GIVEN PROBLEM >> Please quote every line word for word.

RAW RECORDS >>
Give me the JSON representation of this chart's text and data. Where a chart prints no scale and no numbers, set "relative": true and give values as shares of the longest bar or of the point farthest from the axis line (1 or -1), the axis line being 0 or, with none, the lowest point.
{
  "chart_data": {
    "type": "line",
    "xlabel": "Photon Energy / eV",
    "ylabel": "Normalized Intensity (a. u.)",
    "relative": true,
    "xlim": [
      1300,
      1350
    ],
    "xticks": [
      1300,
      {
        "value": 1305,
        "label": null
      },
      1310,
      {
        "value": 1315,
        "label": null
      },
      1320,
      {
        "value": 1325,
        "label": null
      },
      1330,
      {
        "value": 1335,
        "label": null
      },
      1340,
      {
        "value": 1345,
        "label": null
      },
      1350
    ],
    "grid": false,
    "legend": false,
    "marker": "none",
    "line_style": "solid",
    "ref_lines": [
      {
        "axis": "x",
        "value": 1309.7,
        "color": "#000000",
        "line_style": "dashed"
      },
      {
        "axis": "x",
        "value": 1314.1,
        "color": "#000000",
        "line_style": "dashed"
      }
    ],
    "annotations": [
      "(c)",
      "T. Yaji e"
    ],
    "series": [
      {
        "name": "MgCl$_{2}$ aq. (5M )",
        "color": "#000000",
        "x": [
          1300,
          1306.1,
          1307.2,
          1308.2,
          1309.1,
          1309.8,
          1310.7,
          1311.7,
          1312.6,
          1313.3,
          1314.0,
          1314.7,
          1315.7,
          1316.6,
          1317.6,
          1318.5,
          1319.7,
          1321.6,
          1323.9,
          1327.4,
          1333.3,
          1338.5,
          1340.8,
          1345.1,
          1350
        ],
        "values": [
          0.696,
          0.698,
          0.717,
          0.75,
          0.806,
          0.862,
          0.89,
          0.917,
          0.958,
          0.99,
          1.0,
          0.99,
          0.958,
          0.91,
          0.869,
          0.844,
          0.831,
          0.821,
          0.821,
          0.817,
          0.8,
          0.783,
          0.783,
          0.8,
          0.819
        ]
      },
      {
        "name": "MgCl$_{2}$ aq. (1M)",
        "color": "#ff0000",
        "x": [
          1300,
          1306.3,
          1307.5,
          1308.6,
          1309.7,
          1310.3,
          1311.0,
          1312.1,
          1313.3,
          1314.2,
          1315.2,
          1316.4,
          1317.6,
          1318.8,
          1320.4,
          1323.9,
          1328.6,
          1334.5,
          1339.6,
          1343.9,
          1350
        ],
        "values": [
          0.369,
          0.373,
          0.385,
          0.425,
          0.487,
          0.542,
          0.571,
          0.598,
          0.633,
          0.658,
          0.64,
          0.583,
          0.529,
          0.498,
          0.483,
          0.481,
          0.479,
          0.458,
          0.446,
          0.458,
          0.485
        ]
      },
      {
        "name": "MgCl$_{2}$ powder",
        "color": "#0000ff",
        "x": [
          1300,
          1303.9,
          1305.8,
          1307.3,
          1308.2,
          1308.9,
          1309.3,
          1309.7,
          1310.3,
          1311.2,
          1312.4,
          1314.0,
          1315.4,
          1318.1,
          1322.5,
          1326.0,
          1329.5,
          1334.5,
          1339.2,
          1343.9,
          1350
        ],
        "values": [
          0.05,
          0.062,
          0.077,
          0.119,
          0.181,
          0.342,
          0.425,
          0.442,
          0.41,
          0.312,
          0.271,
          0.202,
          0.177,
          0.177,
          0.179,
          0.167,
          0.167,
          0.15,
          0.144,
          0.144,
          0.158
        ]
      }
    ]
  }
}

OUTPUT OF THE TASK >>
Give me the JSON representation of this chart's text and data. Where a chart prints no scale and no numbers, set "relative": true and give values as shares of the longest bar or of the point farthest from the axis line (1 or -1), the axis line being 0 or, with none, the lowest point.
{
  "chart_data": {
    "type": "line",
    "xlabel": "Photon Energy / eV",
    "ylabel": "Normalized Intensity (a. u.)",
    "relative": true,
    "xlim": [
      1300,
      1350
    ],
    "xticks": [
      1300,
      {
        "value": 1305,
        "label": null
      },
      1310,
      {
        "value": 1315,
        "label": null
      },
      1320,
      {
        "value": 1325,
        "label": null
      },
      1330,
      {
        "value": 1335,
        "label": null
      },
      1340,
      {
        "value": 1345,
        "label": null
      },
      1350
    ],
    "grid": false,
    "legend": false,
    "marker": "none",
    "line_style": "solid",
    "ref_lines": [
      {
        "axis": "x",
        "value": 1309.7,
        "color": "#000000",
        "line_style": "dashed"
      },
      {
        "axis": "x",
        "value": 1314.1,
        "color": "#000000",
        "line_style": "dashed"
      }
    ],
    "annotations": [
      "(c)",
      "T. Yaji e"
    ],
    "series": [
      {
        "name": "MgCl$_{2}$ aq. (5M )",
        "color": "#000000",
        "x": [
          1300,
          1306.1,
          1307.2,
          1308.2,
          1309.1,
          1309.8,
          1310.7,
          1311.7,
          1312.6,
          1313.3,
          1314.0,
          1314.7,
          1315.7,
          1316.6,
          1317.6,
          1318.5,
          1319.7,
          1321.6,
          1323.9,
          1327.4,
          1333.3,
          1338.5,
          1340.8,
          1345.1,
          1350
        ],
        "values": [
          0.696,
          0.698,
          0.717,
          0.75,
          0.806,
          0.862,
          0.89,
          0.917,
          0.958,
          0.99,
          1.0,
          0.99,
          0.958,
          0.91,
          0.869,
          0.844,
          0.831,
          0.821,
          0.821,
          0.817,
          0.8,
          0.783,
          0.783,
          0.8,
          0.819
        ]
      },
      {
        "name": "MgCl$_{2}$ aq. (1M)",
        "color": "#ff0000",
        "x": [
          1300,
          1306.3,
          1307.5,
          1308.6,
          1309.7,
          1310.3,
          1311.0,
          1312.1,
          1313.3,
          1314.2,
          1315.2,
          1316.4,
          1317.6,
          1318.8,
          1320.4,
          1323.9,
          1328.6,
          1334.5,
          1339.6,
          1343.9,
          1350
        ],
        "values": [
          0.369,
          0.373,
          0.385,
          0.425,
          0.487,
          0.542,
          0.571,
          0.598,
          0.633,
          0.658,
          0.64,
          0.583,
          0.529,
          0.498,
          0.483,
          0.481,
          0.479,
          0.458,
          0.446,
          0.458,
          0.485
        ]
      },
      {
        "name": "MgCl$_{2}$ powder",
        "color": "#0000ff",
        "x": [
          1300,
          1303.9,
          1305.8,
          1307.3,
          1308.2,
          1308.9,
          1309.3,
          1309.7,
          1310.3,
          1311.2,
          1312.4,
          1314.0,
          1315.4,
          1318.1,
          1322.5,
          1326.0,
          1329.5,
          1334.5,
          1339.2,
          1343.9,
          1350
        ],
        "values": [
          0.05,
          0.062,
          0.077,
          0.119,
          0.181,
          0.342,
          0.425,
          0.442,
          0.41,
          0.312,
          0.271,
          0.202,
          0.177,
          0.177,
          0.179,
          0.167,
          0.167,
          0.15,
          0.144,
          0.144,
          0.158
        ]
      }
    ]
  }
}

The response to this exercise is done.